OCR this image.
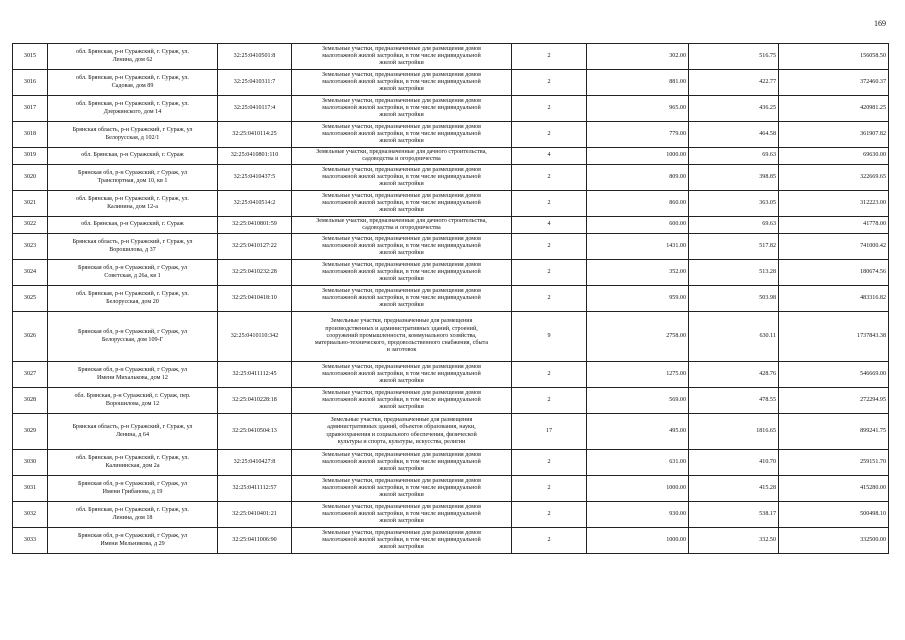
169
3015	обл. Брянская, р-н Суражский, г. Сураж, ул.
Ленина, дом 62	32:25:0410501:8	Земельные участки, предназначенные для размещения домов
малоэтажной жилой застройки, в том числе индивидуальной
жилой застройки	2	302.00	516.75	156058.50

3016	обл. Брянская, р-н Суражский, г. Сураж, ул.
Садовая, дом 89	32:25:0410311:7	Земельные участки, предназначенные для размещения домов
малоэтажной жилой застройки, в том числе индивидуальной
жилой застройки	2	881.00	422.77	372460.37

3017	обл. Брянская, р-н Суражский, г. Сураж, ул.
Дзержинского, дом 14	32:25:0410117:4	Земельные участки, предназначенные для размещения домов
малоэтажной жилой застройки, в том числе индивидуальной
жилой застройки	2	965.00	436.25	420981.25

3018	Брянская область, р-н Суражский, г Сураж, ул
Белорусская, д 102/1	32:25:0410114:25	Земельные участки, предназначенные для размещения домов
малоэтажной жилой застройки, в том числе индивидуальной
жилой застройки	2	779.00	464.58	361907.82

3019	обл. Брянская, р-н Суражский, г. Сураж	32:25:0410801:110	Земельные участки, предназначенные для дачного строительства,
садоводства и огородничества	4	1000.00	69.63	69630.00

3020	Брянская обл, р-н Суражский, г Сураж, ул
Транспортная, дом 10, кв 1	32:25:0410437:5	Земельные участки, предназначенные для размещения домов
малоэтажной жилой застройки, в том числе индивидуальной
жилой застройки	2	809.00	398.85	322669.65

3021	обл. Брянская, р-н Суражский, г. Сураж, ул.
Калинина, дом 12-а	32:25:0410514:2	Земельные участки, предназначенные для размещения домов
малоэтажной жилой застройки, в том числе индивидуальной
жилой застройки	2	860.00	363.05	312223.00

3022	обл. Брянская, р-н Суражский, г. Сураж	32:25:0410801:59	Земельные участки, предназначенные для дачного строительства,
садоводства и огородничества	4	600.00	69.63	41778.00

3023	Брянская область, р-н Суражский, г Сураж, ул
Ворошилова, д 37	32:25:0410127:22	Земельные участки, предназначенные для размещения домов
малоэтажной жилой застройки, в том числе индивидуальной
жилой застройки	2	1431.00	517.82	741000.42

3024	Брянская обл, р-н Суражский, г Сураж, ул
Советская, д 26а, кв 1	32:25:0410232:28	Земельные участки, предназначенные для размещения домов
малоэтажной жилой застройки, в том числе индивидуальной
жилой застройки	2	352.00	513.28	180674.56

3025	обл. Брянская, р-н Суражский, г. Сураж, ул.
Белорусская, дом 20	32:25:0410418:10	Земельные участки, предназначенные для размещения домов
малоэтажной жилой застройки, в том числе индивидуальной
жилой застройки	2	959.00	503.98	483316.82

3026	Брянская обл, р-н Суражский, г Сураж, ул
Белорусская, дом 109-Г	32:25:0410110:342	Земельные участки, предназначенные для размещения
производственных и административных зданий, строений,
сооружений промышленности, коммунального хозяйства,
материально-технического, продовольственного снабжения, сбыта
и заготовок	9	2758.00	630.11	1737843.38

3027	Брянская обл, р-н Суражский, г Сураж, ул
Имени Михалькова, дом 12	32:25:0411112:45	Земельные участки, предназначенные для размещения домов
малоэтажной жилой застройки, в том числе индивидуальной
жилой застройки	2	1275.00	428.76	546669.00

3028	обл. Брянская, р-н Суражский, г. Сураж, пер.
Ворошилова, дом 12	32:25:0410228:18	Земельные участки, предназначенные для размещения домов
малоэтажной жилой застройки, в том числе индивидуальной
жилой застройки	2	569.00	478.55	272294.95

3029	Брянская область, р-н Суражский, г Сураж, ул
Ленина, д 64	32:25:0410504:13	Земельные участки, предназначенные для размещения
административных зданий, объектов образования, науки,
здравоохранения и социального обеспечения, физической
культуры и спорта, культуры, искусства, религии	17	495.00	1816.65	899241.75

3030	обл. Брянская, р-н Суражский, г. Сураж, ул.
Калининская, дом 2а	32:25:0410427:8	Земельные участки, предназначенные для размещения домов
малоэтажной жилой застройки, в том числе индивидуальной
жилой застройки	2	631.00	410.70	259151.70

3031	Брянская обл, р-н Суражский, г Сураж, ул
Имени Грибанова, д 19	32:25:0411112:57	Земельные участки, предназначенные для размещения домов
малоэтажной жилой застройки, в том числе индивидуальной
жилой застройки	2	1000.00	415.28	415280.00

3032	обл. Брянская, р-н Суражский, г. Сураж, ул.
Ленина, дом 18	32:25:0410401:21	Земельные участки, предназначенные для размещения домов
малоэтажной жилой застройки, в том числе индивидуальной
жилой застройки	2	930.00	538.17	500498.10

3033	Брянская обл, р-н Суражский, г Сураж, ул
Имени Мельникова, д 29	32:25:0411006:90	Земельные участки, предназначенные для размещения домов
малоэтажной жилой застройки, в том числе индивидуальной
жилой застройки	2	1000.00	332.50	332500.00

### Brief
All of the lines above should be printed exactly, minus the pictures.

### The reply
OCR this image.
169
3015	обл. Брянская, р-н Суражский, г. Сураж, ул.
Ленина, дом 62	32:25:0410501:8	Земельные участки, предназначенные для размещения домов
малоэтажной жилой застройки, в том числе индивидуальной
жилой застройки	2	302.00	516.75	156058.50

3016	обл. Брянская, р-н Суражский, г. Сураж, ул.
Садовая, дом 89	32:25:0410311:7	Земельные участки, предназначенные для размещения домов
малоэтажной жилой застройки, в том числе индивидуальной
жилой застройки	2	881.00	422.77	372460.37

3017	обл. Брянская, р-н Суражский, г. Сураж, ул.
Дзержинского, дом 14	32:25:0410117:4	Земельные участки, предназначенные для размещения домов
малоэтажной жилой застройки, в том числе индивидуальной
жилой застройки	2	965.00	436.25	420981.25

3018	Брянская область, р-н Суражский, г Сураж, ул
Белорусская, д 102/1	32:25:0410114:25	Земельные участки, предназначенные для размещения домов
малоэтажной жилой застройки, в том числе индивидуальной
жилой застройки	2	779.00	464.58	361907.82

3019	обл. Брянская, р-н Суражский, г. Сураж	32:25:0410801:110	Земельные участки, предназначенные для дачного строительства,
садоводства и огородничества	4	1000.00	69.63	69630.00

3020	Брянская обл, р-н Суражский, г Сураж, ул
Транспортная, дом 10, кв 1	32:25:0410437:5	Земельные участки, предназначенные для размещения домов
малоэтажной жилой застройки, в том числе индивидуальной
жилой застройки	2	809.00	398.85	322669.65

3021	обл. Брянская, р-н Суражский, г. Сураж, ул.
Калинина, дом 12-а	32:25:0410514:2	Земельные участки, предназначенные для размещения домов
малоэтажной жилой застройки, в том числе индивидуальной
жилой застройки	2	860.00	363.05	312223.00

3022	обл. Брянская, р-н Суражский, г. Сураж	32:25:0410801:59	Земельные участки, предназначенные для дачного строительства,
садоводства и огородничества	4	600.00	69.63	41778.00

3023	Брянская область, р-н Суражский, г Сураж, ул
Ворошилова, д 37	32:25:0410127:22	Земельные участки, предназначенные для размещения домов
малоэтажной жилой застройки, в том числе индивидуальной
жилой застройки	2	1431.00	517.82	741000.42

3024	Брянская обл, р-н Суражский, г Сураж, ул
Советская, д 26а, кв 1	32:25:0410232:28	Земельные участки, предназначенные для размещения домов
малоэтажной жилой застройки, в том числе индивидуальной
жилой застройки	2	352.00	513.28	180674.56

3025	обл. Брянская, р-н Суражский, г. Сураж, ул.
Белорусская, дом 20	32:25:0410418:10	Земельные участки, предназначенные для размещения домов
малоэтажной жилой застройки, в том числе индивидуальной
жилой застройки	2	959.00	503.98	483316.82

3026	Брянская обл, р-н Суражский, г Сураж, ул
Белорусская, дом 109-Г	32:25:0410110:342	Земельные участки, предназначенные для размещения
производственных и административных зданий, строений,
сооружений промышленности, коммунального хозяйства,
материально-технического, продовольственного снабжения, сбыта
и заготовок	9	2758.00	630.11	1737843.38

3027	Брянская обл, р-н Суражский, г Сураж, ул
Имени Михалькова, дом 12	32:25:0411112:45	Земельные участки, предназначенные для размещения домов
малоэтажной жилой застройки, в том числе индивидуальной
жилой застройки	2	1275.00	428.76	546669.00

3028	обл. Брянская, р-н Суражский, г. Сураж, пер.
Ворошилова, дом 12	32:25:0410228:18	Земельные участки, предназначенные для размещения домов
малоэтажной жилой застройки, в том числе индивидуальной
жилой застройки	2	569.00	478.55	272294.95

3029	Брянская область, р-н Суражский, г Сураж, ул
Ленина, д 64	32:25:0410504:13	Земельные участки, предназначенные для размещения
административных зданий, объектов образования, науки,
здравоохранения и социального обеспечения, физической
культуры и спорта, культуры, искусства, религии	17	495.00	1816.65	899241.75

3030	обл. Брянская, р-н Суражский, г. Сураж, ул.
Калининская, дом 2а	32:25:0410427:8	Земельные участки, предназначенные для размещения домов
малоэтажной жилой застройки, в том числе индивидуальной
жилой застройки	2	631.00	410.70	259151.70

3031	Брянская обл, р-н Суражский, г Сураж, ул
Имени Грибанова, д 19	32:25:0411112:57	Земельные участки, предназначенные для размещения домов
малоэтажной жилой застройки, в том числе индивидуальной
жилой застройки	2	1000.00	415.28	415280.00

3032	обл. Брянская, р-н Суражский, г. Сураж, ул.
Ленина, дом 18	32:25:0410401:21	Земельные участки, предназначенные для размещения домов
малоэтажной жилой застройки, в том числе индивидуальной
жилой застройки	2	930.00	538.17	500498.10

3033	Брянская обл, р-н Суражский, г Сураж, ул
Имени Мельникова, д 29	32:25:0411006:90	Земельные участки, предназначенные для размещения домов
малоэтажной жилой застройки, в том числе индивидуальной
жилой застройки	2	1000.00	332.50	332500.00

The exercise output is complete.